[start]
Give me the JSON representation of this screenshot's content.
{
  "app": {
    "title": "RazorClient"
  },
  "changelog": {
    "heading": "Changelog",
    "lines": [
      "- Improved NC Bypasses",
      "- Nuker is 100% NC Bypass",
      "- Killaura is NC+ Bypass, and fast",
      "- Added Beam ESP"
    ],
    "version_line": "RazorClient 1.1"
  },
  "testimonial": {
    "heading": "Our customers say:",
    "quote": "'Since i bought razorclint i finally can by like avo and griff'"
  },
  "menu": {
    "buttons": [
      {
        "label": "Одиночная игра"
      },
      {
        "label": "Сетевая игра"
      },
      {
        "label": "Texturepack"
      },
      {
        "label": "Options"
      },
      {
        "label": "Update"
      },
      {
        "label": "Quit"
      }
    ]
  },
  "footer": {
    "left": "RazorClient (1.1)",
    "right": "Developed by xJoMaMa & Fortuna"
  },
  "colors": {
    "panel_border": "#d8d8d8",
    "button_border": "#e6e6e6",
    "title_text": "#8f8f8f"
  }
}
[end]
#### [What is asked]
Transcribe every entry exactly, omitting nothing.

#### [Expected answer]
Give me the JSON representation of this screenshot's content.
{
  "app": {
    "title": "RazorClient"
  },
  "changelog": {
    "heading": "Changelog",
    "lines": [
      "- Improved NC Bypasses",
      "- Nuker is 100% NC Bypass",
      "- Killaura is NC+ Bypass, and fast",
      "- Added Beam ESP"
    ],
    "version_line": "RazorClient 1.1"
  },
  "testimonial": {
    "heading": "Our customers say:",
    "quote": "'Since i bought razorclint i finally can by like avo and griff'"
  },
  "menu": {
    "buttons": [
      {
        "label": "Одиночная игра"
      },
      {
        "label": "Сетевая игра"
      },
      {
        "label": "Texturepack"
      },
      {
        "label": "Options"
      },
      {
        "label": "Update"
      },
      {
        "label": "Quit"
      }
    ]
  },
  "footer": {
    "left": "RazorClient (1.1)",
    "right": "Developed by xJoMaMa & Fortuna"
  },
  "colors": {
    "panel_border": "#d8d8d8",
    "button_border": "#e6e6e6",
    "title_text": "#8f8f8f"
  }
}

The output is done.